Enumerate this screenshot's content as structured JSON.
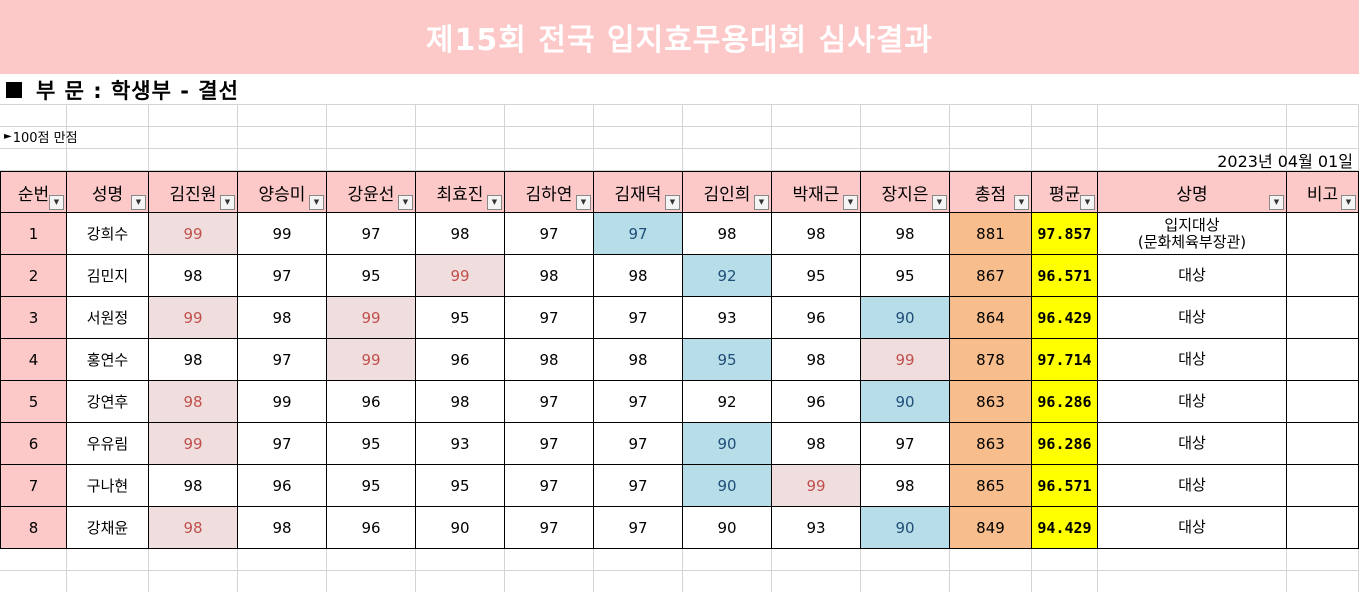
{
  "title": "제15회 전국 입지효무용대회 심사결과",
  "division_label": "부 문 : 학생부 - 결선",
  "perfect_score_note": "100점 만점",
  "date": "2023년 04월 01일",
  "headers": [
    "순번",
    "성명",
    "김진원",
    "양승미",
    "강윤선",
    "최효진",
    "김하연",
    "김재덕",
    "김인희",
    "박재근",
    "장지은",
    "총점",
    "평균",
    "상명",
    "비고"
  ],
  "rows": [
    {
      "seq": "1",
      "name": "강희수",
      "scores": [
        "99",
        "99",
        "97",
        "98",
        "97",
        "97",
        "98",
        "98",
        "98"
      ],
      "score_styles": [
        "hi",
        "",
        "",
        "",
        "",
        "lo",
        "",
        "",
        ""
      ],
      "total": "881",
      "average": "97.857",
      "award": [
        "입지대상",
        "(문화체육부장관)"
      ],
      "note": ""
    },
    {
      "seq": "2",
      "name": "김민지",
      "scores": [
        "98",
        "97",
        "95",
        "99",
        "98",
        "98",
        "92",
        "95",
        "95"
      ],
      "score_styles": [
        "",
        "",
        "",
        "hi",
        "",
        "",
        "lo",
        "",
        ""
      ],
      "total": "867",
      "average": "96.571",
      "award": [
        "대상"
      ],
      "note": ""
    },
    {
      "seq": "3",
      "name": "서원정",
      "scores": [
        "99",
        "98",
        "99",
        "95",
        "97",
        "97",
        "93",
        "96",
        "90"
      ],
      "score_styles": [
        "hi",
        "",
        "hi",
        "",
        "",
        "",
        "",
        "",
        "lo"
      ],
      "total": "864",
      "average": "96.429",
      "award": [
        "대상"
      ],
      "note": ""
    },
    {
      "seq": "4",
      "name": "홍연수",
      "scores": [
        "98",
        "97",
        "99",
        "96",
        "98",
        "98",
        "95",
        "98",
        "99"
      ],
      "score_styles": [
        "",
        "",
        "hi",
        "",
        "",
        "",
        "lo",
        "",
        "hi"
      ],
      "total": "878",
      "average": "97.714",
      "award": [
        "대상"
      ],
      "note": ""
    },
    {
      "seq": "5",
      "name": "강연후",
      "scores": [
        "98",
        "99",
        "96",
        "98",
        "97",
        "97",
        "92",
        "96",
        "90"
      ],
      "score_styles": [
        "hi",
        "",
        "",
        "",
        "",
        "",
        "",
        "",
        "lo"
      ],
      "total": "863",
      "average": "96.286",
      "award": [
        "대상"
      ],
      "note": ""
    },
    {
      "seq": "6",
      "name": "우유림",
      "scores": [
        "99",
        "97",
        "95",
        "93",
        "97",
        "97",
        "90",
        "98",
        "97"
      ],
      "score_styles": [
        "hi",
        "",
        "",
        "",
        "",
        "",
        "lo",
        "",
        ""
      ],
      "total": "863",
      "average": "96.286",
      "award": [
        "대상"
      ],
      "note": ""
    },
    {
      "seq": "7",
      "name": "구나현",
      "scores": [
        "98",
        "96",
        "95",
        "95",
        "97",
        "97",
        "90",
        "99",
        "98"
      ],
      "score_styles": [
        "",
        "",
        "",
        "",
        "",
        "",
        "lo",
        "hi",
        ""
      ],
      "total": "865",
      "average": "96.571",
      "award": [
        "대상"
      ],
      "note": ""
    },
    {
      "seq": "8",
      "name": "강채윤",
      "scores": [
        "98",
        "98",
        "96",
        "90",
        "97",
        "97",
        "90",
        "93",
        "90"
      ],
      "score_styles": [
        "hi",
        "",
        "",
        "",
        "",
        "",
        "",
        "",
        "lo"
      ],
      "total": "849",
      "average": "94.429",
      "award": [
        "대상"
      ],
      "note": ""
    }
  ],
  "colors": {
    "header_pink": "#fcc8c8",
    "high_score_bg": "#f0dede",
    "low_score_bg": "#b7dde8",
    "total_bg": "#f8bd8c",
    "average_bg": "#ffff00"
  }
}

#### [EXERCISE BRIEF]
Leave out all pictures, then copy the remaining material exactly.

#### [SOLVED PROBLEM]
Enumerate this screenshot's content as structured JSON.
{
  "title": "제15회 전국 입지효무용대회 심사결과",
  "division_label": "부 문 : 학생부 - 결선",
  "perfect_score_note": "100점 만점",
  "date": "2023년 04월 01일",
  "headers": [
    "순번",
    "성명",
    "김진원",
    "양승미",
    "강윤선",
    "최효진",
    "김하연",
    "김재덕",
    "김인희",
    "박재근",
    "장지은",
    "총점",
    "평균",
    "상명",
    "비고"
  ],
  "rows": [
    {
      "seq": "1",
      "name": "강희수",
      "scores": [
        "99",
        "99",
        "97",
        "98",
        "97",
        "97",
        "98",
        "98",
        "98"
      ],
      "score_styles": [
        "hi",
        "",
        "",
        "",
        "",
        "lo",
        "",
        "",
        ""
      ],
      "total": "881",
      "average": "97.857",
      "award": [
        "입지대상",
        "(문화체육부장관)"
      ],
      "note": ""
    },
    {
      "seq": "2",
      "name": "김민지",
      "scores": [
        "98",
        "97",
        "95",
        "99",
        "98",
        "98",
        "92",
        "95",
        "95"
      ],
      "score_styles": [
        "",
        "",
        "",
        "hi",
        "",
        "",
        "lo",
        "",
        ""
      ],
      "total": "867",
      "average": "96.571",
      "award": [
        "대상"
      ],
      "note": ""
    },
    {
      "seq": "3",
      "name": "서원정",
      "scores": [
        "99",
        "98",
        "99",
        "95",
        "97",
        "97",
        "93",
        "96",
        "90"
      ],
      "score_styles": [
        "hi",
        "",
        "hi",
        "",
        "",
        "",
        "",
        "",
        "lo"
      ],
      "total": "864",
      "average": "96.429",
      "award": [
        "대상"
      ],
      "note": ""
    },
    {
      "seq": "4",
      "name": "홍연수",
      "scores": [
        "98",
        "97",
        "99",
        "96",
        "98",
        "98",
        "95",
        "98",
        "99"
      ],
      "score_styles": [
        "",
        "",
        "hi",
        "",
        "",
        "",
        "lo",
        "",
        "hi"
      ],
      "total": "878",
      "average": "97.714",
      "award": [
        "대상"
      ],
      "note": ""
    },
    {
      "seq": "5",
      "name": "강연후",
      "scores": [
        "98",
        "99",
        "96",
        "98",
        "97",
        "97",
        "92",
        "96",
        "90"
      ],
      "score_styles": [
        "hi",
        "",
        "",
        "",
        "",
        "",
        "",
        "",
        "lo"
      ],
      "total": "863",
      "average": "96.286",
      "award": [
        "대상"
      ],
      "note": ""
    },
    {
      "seq": "6",
      "name": "우유림",
      "scores": [
        "99",
        "97",
        "95",
        "93",
        "97",
        "97",
        "90",
        "98",
        "97"
      ],
      "score_styles": [
        "hi",
        "",
        "",
        "",
        "",
        "",
        "lo",
        "",
        ""
      ],
      "total": "863",
      "average": "96.286",
      "award": [
        "대상"
      ],
      "note": ""
    },
    {
      "seq": "7",
      "name": "구나현",
      "scores": [
        "98",
        "96",
        "95",
        "95",
        "97",
        "97",
        "90",
        "99",
        "98"
      ],
      "score_styles": [
        "",
        "",
        "",
        "",
        "",
        "",
        "lo",
        "hi",
        ""
      ],
      "total": "865",
      "average": "96.571",
      "award": [
        "대상"
      ],
      "note": ""
    },
    {
      "seq": "8",
      "name": "강채윤",
      "scores": [
        "98",
        "98",
        "96",
        "90",
        "97",
        "97",
        "90",
        "93",
        "90"
      ],
      "score_styles": [
        "hi",
        "",
        "",
        "",
        "",
        "",
        "",
        "",
        "lo"
      ],
      "total": "849",
      "average": "94.429",
      "award": [
        "대상"
      ],
      "note": ""
    }
  ],
  "colors": {
    "header_pink": "#fcc8c8",
    "high_score_bg": "#f0dede",
    "low_score_bg": "#b7dde8",
    "total_bg": "#f8bd8c",
    "average_bg": "#ffff00"
  }
}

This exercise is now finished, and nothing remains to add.